• **PROBLEM REQUIREMENTS**
Repeat the data that follows, word for word, without the images.

────

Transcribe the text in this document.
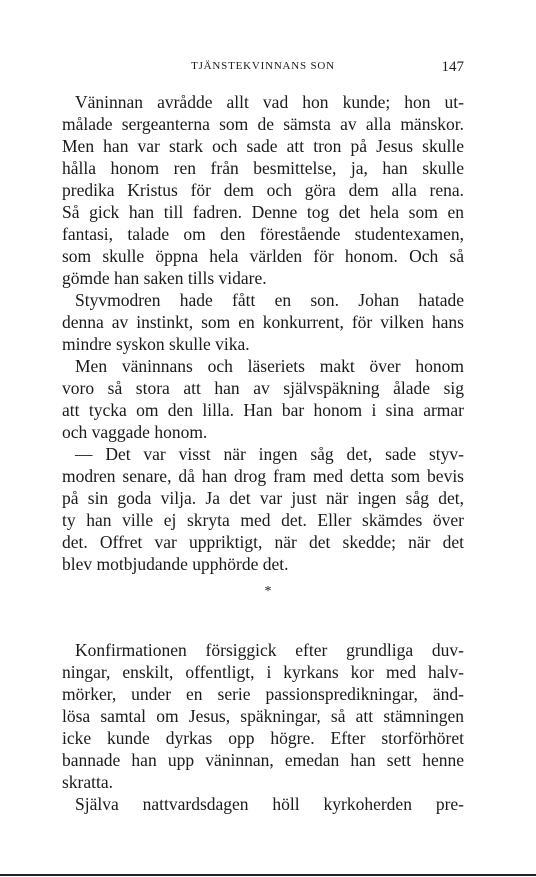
TJÄNSTEKVINNANS SON	147
Väninnan avrådde allt vad hon kunde; hon ut-
målade sergeanterna som de sämsta av alla mänskor.
Men han var stark och sade att tron på Jesus skulle
hålla honom ren från besmittelse, ja, han skulle
predika Kristus för dem och göra dem alla rena.
Så gick han till fadren. Denne tog det hela som en
fantasi, talade om den förestående studentexamen,
som skulle öppna hela världen för honom. Och så
gömde han saken tills vidare.
Styvmodren hade fått en son. Johan hatade
denna av instinkt, som en konkurrent, för vilken hans
mindre syskon skulle vika.
Men väninnans och läseriets makt över honom
voro så stora att han av självspäkning ålade sig
att tycka om den lilla. Han bar honom i sina armar
och vaggade honom.
— Det var visst när ingen såg det, sade styv-
modren senare, då han drog fram med detta som bevis
på sin goda vilja. Ja det var just när ingen såg det,
ty han ville ej skryta med det. Eller skämdes över
det. Offret var uppriktigt, när det skedde; när det
blev motbjudande upphörde det.
*
Konfirmationen försiggick efter grundliga duv-
ningar, enskilt, offentligt, i kyrkans kor med halv-
mörker, under en serie passionspredikningar, änd-
lösa samtal om Jesus, späkningar, så att stämningen
icke kunde dyrkas opp högre. Efter storförhöret
bannade han upp väninnan, emedan han sett henne
skratta.
Själva nattvardsdagen höll kyrkoherden pre-
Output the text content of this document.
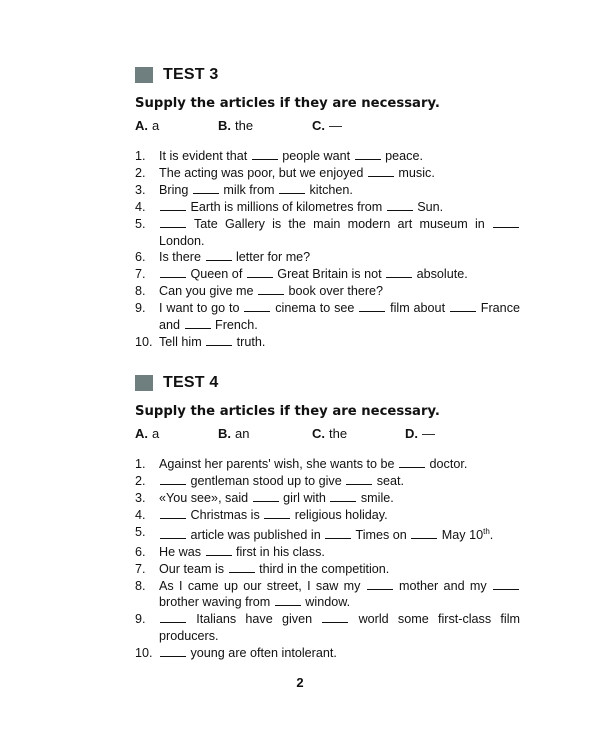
TEST 3
Supply the articles if they are necessary.
A. a	B. the	C. —
1. It is evident that  people want  peace.
2. The acting was poor, but we enjoyed  music.
3. Bring  milk from  kitchen.
4.	Earth is millions of kilometres from  Sun.
5.	Tate Gallery is the main modern art museum in  London.
6. Is there  letter for me?
7.	Queen of  Great Britain is not  absolute.
8. Can you give me  book over there?
9. I want to go to  cinema to see  film about  France and  French.
10. Tell him  truth.
TEST 4
Supply the articles if they are necessary.
A. a	B. an	C. the	D. —
1. Against her parents' wish, she wants to be  doctor.
2.	gentleman stood up to give  seat.
3. «You see», said  girl with  smile.
4.	Christmas is  religious holiday.
5.	article was published in  Times on  May 10th.
6. He was  first in his class.
7. Our team is  third in the competition.
8. As I came up our street, I saw my  mother and my  brother waving from  window.
9.	Italians have given  world some first-class film producers.
10.	young are often intolerant.
2
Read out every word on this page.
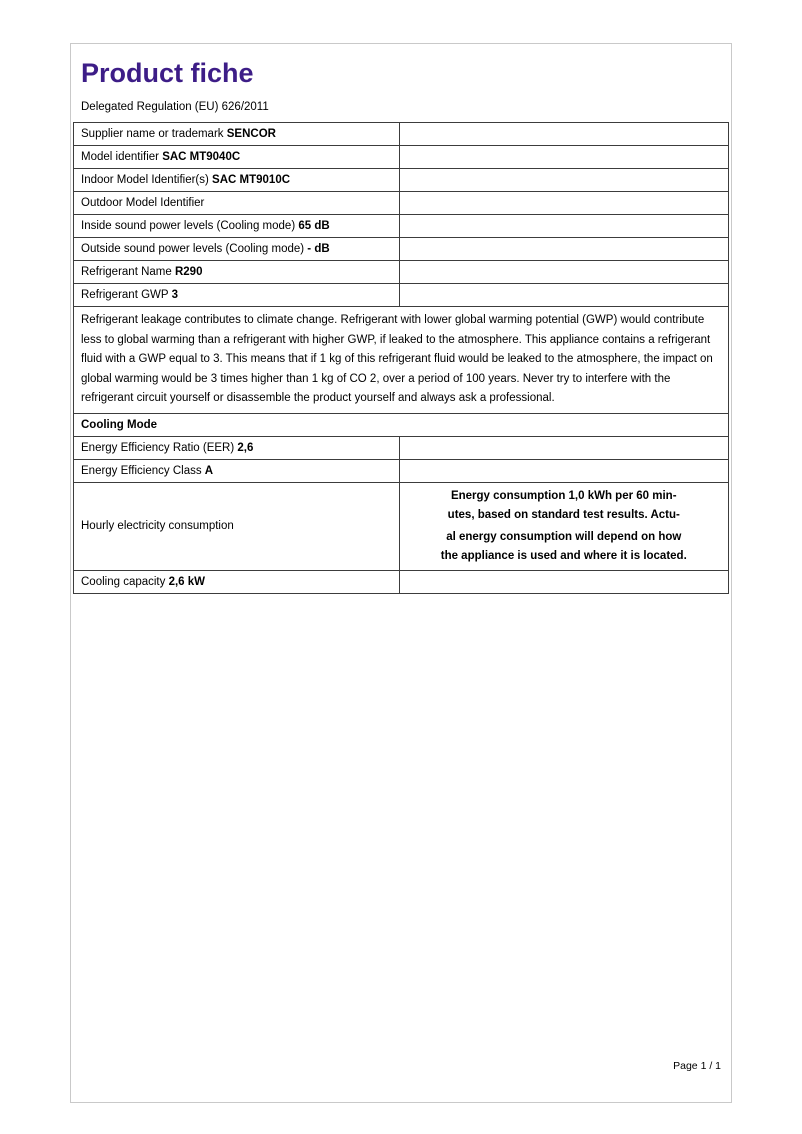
Product fiche
Delegated Regulation (EU) 626/2011
Supplier name or trademark SENCOR	
Model identifier SAC MT9040C	
Indoor Model Identifier(s) SAC MT9010C	
Outdoor Model Identifier	
Inside sound power levels (Cooling mode) 65 dB	
Outside sound power levels (Cooling mode) - dB	
Refrigerant Name R290	
Refrigerant GWP 3	
Refrigerant leakage contributes to climate change. Refrigerant with lower global warming potential (GWP) would contribute less to global warming than a refrigerant with higher GWP, if leaked to the atmosphere. This appliance contains a refrigerant fluid with a GWP equal to 3. This means that if 1 kg of this refrigerant fluid would be leaked to the atmosphere, the impact on global warming would be 3 times higher than 1 kg of CO 2, over a period of 100 years. Never try to interfere with the refrigerant circuit yourself or disassemble the product yourself and always ask a professional.	
Cooling Mode	
Energy Efficiency Ratio (EER) 2,6	
Energy Efficiency Class A	
Hourly electricity consumption	Energy consumption 1,0 kWh per 60 min-
utes, based on standard test results. Actu-
al energy consumption will depend on how
the appliance is used and where it is located.

Cooling capacity 2,6 kW	
Page 1 / 1
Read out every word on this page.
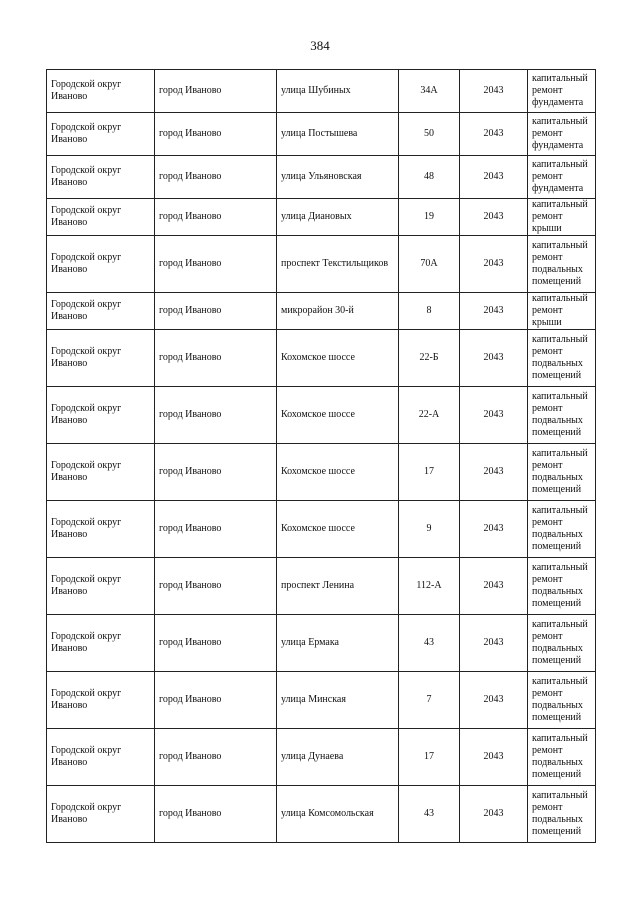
384
Городской округ Иваново	город Иваново	улица Шубиных	34А	2043	капитальный ремонт фундамента
Городской округ Иваново	город Иваново	улица Постышева	50	2043	капитальный ремонт фундамента
Городской округ Иваново	город Иваново	улица Ульяновская	48	2043	капитальный ремонт фундамента
Городской округ Иваново	город Иваново	улица Диановых	19	2043	капитальный ремонт крыши
Городской округ Иваново	город Иваново	проспект Текстильщиков	70А	2043	капитальный ремонт подвальных помещений
Городской округ Иваново	город Иваново	микрорайон 30-й	8	2043	капитальный ремонт крыши
Городской округ Иваново	город Иваново	Кохомское шоссе	22-Б	2043	капитальный ремонт подвальных помещений
Городской округ Иваново	город Иваново	Кохомское шоссе	22-А	2043	капитальный ремонт подвальных помещений
Городской округ Иваново	город Иваново	Кохомское шоссе	17	2043	капитальный ремонт подвальных помещений
Городской округ Иваново	город Иваново	Кохомское шоссе	9	2043	капитальный ремонт подвальных помещений
Городской округ Иваново	город Иваново	проспект Ленина	112-А	2043	капитальный ремонт подвальных помещений
Городской округ Иваново	город Иваново	улица Ермака	43	2043	капитальный ремонт подвальных помещений
Городской округ Иваново	город Иваново	улица Минская	7	2043	капитальный ремонт подвальных помещений
Городской округ Иваново	город Иваново	улица Дунаева	17	2043	капитальный ремонт подвальных помещений
Городской округ Иваново	город Иваново	улица Комсомольская	43	2043	капитальный ремонт подвальных помещений
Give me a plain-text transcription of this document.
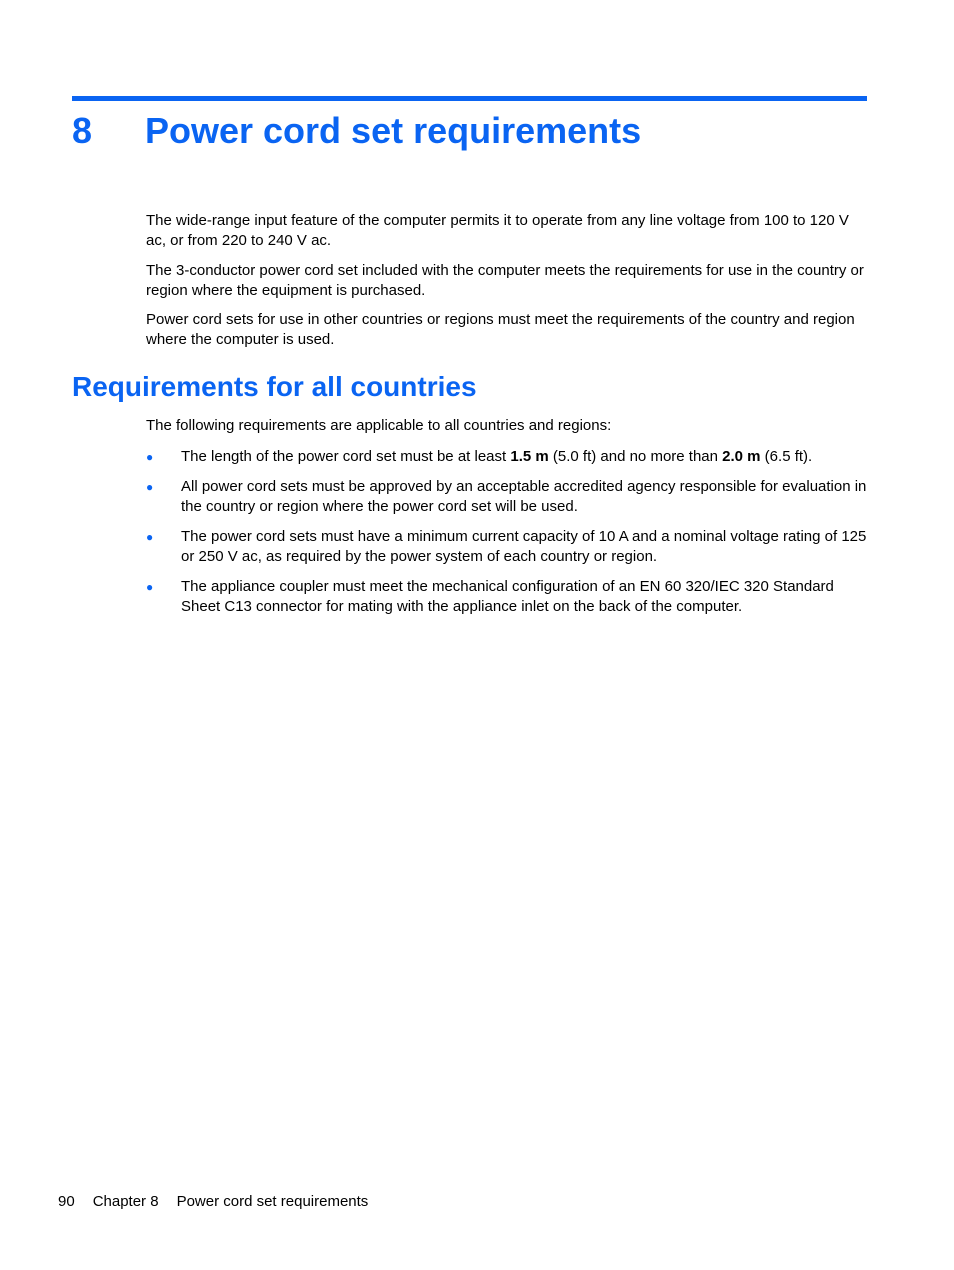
8 Power cord set requirements

The wide-range input feature of the computer permits it to operate from any line voltage from 100 to 120 V ac, or from 220 to 240 V ac.

The 3-conductor power cord set included with the computer meets the requirements for use in the country or region where the equipment is purchased.

Power cord sets for use in other countries or regions must meet the requirements of the country and region where the computer is used.

Requirements for all countries

The following requirements are applicable to all countries and regions:

●	The length of the power cord set must be at least 1.5 m (5.0 ft) and no more than 2.0 m (6.5 ft).
●	All power cord sets must be approved by an acceptable accredited agency responsible for evaluation in the country or region where the power cord set will be used.
●	The power cord sets must have a minimum current capacity of 10 A and a nominal voltage rating of 125 or 250 V ac, as required by the power system of each country or region.
●	The appliance coupler must meet the mechanical configuration of an EN 60 320/IEC 320 Standard Sheet C13 connector for mating with the appliance inlet on the back of the computer.
90 Chapter 8 Power cord set requirements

────

• **FINAL ANSWER**
Transcribe the text in this document.
TJÄNSTEKVINNANS SON	147
Väninnan avrådde allt vad hon kunde; hon ut-
målade sergeanterna som de sämsta av alla mänskor.
Men han var stark och sade att tron på Jesus skulle
hålla honom ren från besmittelse, ja, han skulle
predika Kristus för dem och göra dem alla rena.
Så gick han till fadren. Denne tog det hela som en
fantasi, talade om den förestående studentexamen,
som skulle öppna hela världen för honom. Och så
gömde han saken tills vidare.
Styvmodren hade fått en son. Johan hatade
denna av instinkt, som en konkurrent, för vilken hans
mindre syskon skulle vika.
Men väninnans och läseriets makt över honom
voro så stora att han av självspäkning ålade sig
att tycka om den lilla. Han bar honom i sina armar
och vaggade honom.
— Det var visst när ingen såg det, sade styv-
modren senare, då han drog fram med detta som bevis
på sin goda vilja. Ja det var just när ingen såg det,
ty han ville ej skryta med det. Eller skämdes över
det. Offret var uppriktigt, när det skedde; när det
blev motbjudande upphörde det.
*
Konfirmationen försiggick efter grundliga duv-
ningar, enskilt, offentligt, i kyrkans kor med halv-
mörker, under en serie passionspredikningar, änd-
lösa samtal om Jesus, späkningar, så att stämningen
icke kunde dyrkas opp högre. Efter storförhöret
bannade han upp väninnan, emedan han sett henne
skratta.
Själva nattvardsdagen höll kyrkoherden pre-
Output the text content of this document.
TEST 3
Supply the articles if they are necessary.
A. a	B. the	C. —
1. It is evident that  people want  peace.
2. The acting was poor, but we enjoyed  music.
3. Bring  milk from  kitchen.
4.	Earth is millions of kilometres from  Sun.
5.	Tate Gallery is the main modern art museum in  London.
6. Is there  letter for me?
7.	Queen of  Great Britain is not  absolute.
8. Can you give me  book over there?
9. I want to go to  cinema to see  film about  France and  French.
10. Tell him  truth.
TEST 4
Supply the articles if they are necessary.
A. a	B. an	C. the	D. —
1. Against her parents' wish, she wants to be  doctor.
2.	gentleman stood up to give  seat.
3. «You see», said  girl with  smile.
4.	Christmas is  religious holiday.
5.	article was published in  Times on  May 10th.
6. He was  first in his class.
7. Our team is  third in the competition.
8. As I came up our street, I saw my  mother and my  brother waving from  window.
9.	Italians have given  world some first-class film producers.
10.	young are often intolerant.
2
Read out every word on this page.
Product fiche
Delegated Regulation (EU) 626/2011
Supplier name or trademark SENCOR	
Model identifier SAC MT9040C	
Indoor Model Identifier(s) SAC MT9010C	
Outdoor Model Identifier	
Inside sound power levels (Cooling mode) 65 dB	
Outside sound power levels (Cooling mode) - dB	
Refrigerant Name R290	
Refrigerant GWP 3	
Refrigerant leakage contributes to climate change. Refrigerant with lower global warming potential (GWP) would contribute less to global warming than a refrigerant with higher GWP, if leaked to the atmosphere. This appliance contains a refrigerant fluid with a GWP equal to 3. This means that if 1 kg of this refrigerant fluid would be leaked to the atmosphere, the impact on global warming would be 3 times higher than 1 kg of CO 2, over a period of 100 years. Never try to interfere with the refrigerant circuit yourself or disassemble the product yourself and always ask a professional.	
Cooling Mode	
Energy Efficiency Ratio (EER) 2,6	
Energy Efficiency Class A	
Hourly electricity consumption	Energy consumption 1,0 kWh per 60 min-
utes, based on standard test results. Actu-
al energy consumption will depend on how
the appliance is used and where it is located.

Cooling capacity 2,6 kW	
Page 1 / 1
Read out every word on this page.
384
Городской округ Иваново	город Иваново	улица Шубиных	34А	2043	капитальный ремонт фундамента
Городской округ Иваново	город Иваново	улица Постышева	50	2043	капитальный ремонт фундамента
Городской округ Иваново	город Иваново	улица Ульяновская	48	2043	капитальный ремонт фундамента
Городской округ Иваново	город Иваново	улица Диановых	19	2043	капитальный ремонт крыши
Городской округ Иваново	город Иваново	проспект Текстильщиков	70А	2043	капитальный ремонт подвальных помещений
Городской округ Иваново	город Иваново	микрорайон 30-й	8	2043	капитальный ремонт крыши
Городской округ Иваново	город Иваново	Кохомское шоссе	22-Б	2043	капитальный ремонт подвальных помещений
Городской округ Иваново	город Иваново	Кохомское шоссе	22-А	2043	капитальный ремонт подвальных помещений
Городской округ Иваново	город Иваново	Кохомское шоссе	17	2043	капитальный ремонт подвальных помещений
Городской округ Иваново	город Иваново	Кохомское шоссе	9	2043	капитальный ремонт подвальных помещений
Городской округ Иваново	город Иваново	проспект Ленина	112-А	2043	капитальный ремонт подвальных помещений
Городской округ Иваново	город Иваново	улица Ермака	43	2043	капитальный ремонт подвальных помещений
Городской округ Иваново	город Иваново	улица Минская	7	2043	капитальный ремонт подвальных помещений
Городской округ Иваново	город Иваново	улица Дунаева	17	2043	капитальный ремонт подвальных помещений
Городской округ Иваново	город Иваново	улица Комсомольская	43	2043	капитальный ремонт подвальных помещений
Give me a plain-text transcription of this document.
8 Power cord set requirements

The wide-range input feature of the computer permits it to operate from any line voltage from 100 to 120 V ac, or from 220 to 240 V ac.

The 3-conductor power cord set included with the computer meets the requirements for use in the country or region where the equipment is purchased.

Power cord sets for use in other countries or regions must meet the requirements of the country and region where the computer is used.

Requirements for all countries

The following requirements are applicable to all countries and regions:

●	The length of the power cord set must be at least 1.5 m (5.0 ft) and no more than 2.0 m (6.5 ft).
●	All power cord sets must be approved by an acceptable accredited agency responsible for evaluation in the country or region where the power cord set will be used.
●	The power cord sets must have a minimum current capacity of 10 A and a nominal voltage rating of 125 or 250 V ac, as required by the power system of each country or region.
●	The appliance coupler must meet the mechanical configuration of an EN 60 320/IEC 320 Standard Sheet C13 connector for mating with the appliance inlet on the back of the computer.
90 Chapter 8 Power cord set requirements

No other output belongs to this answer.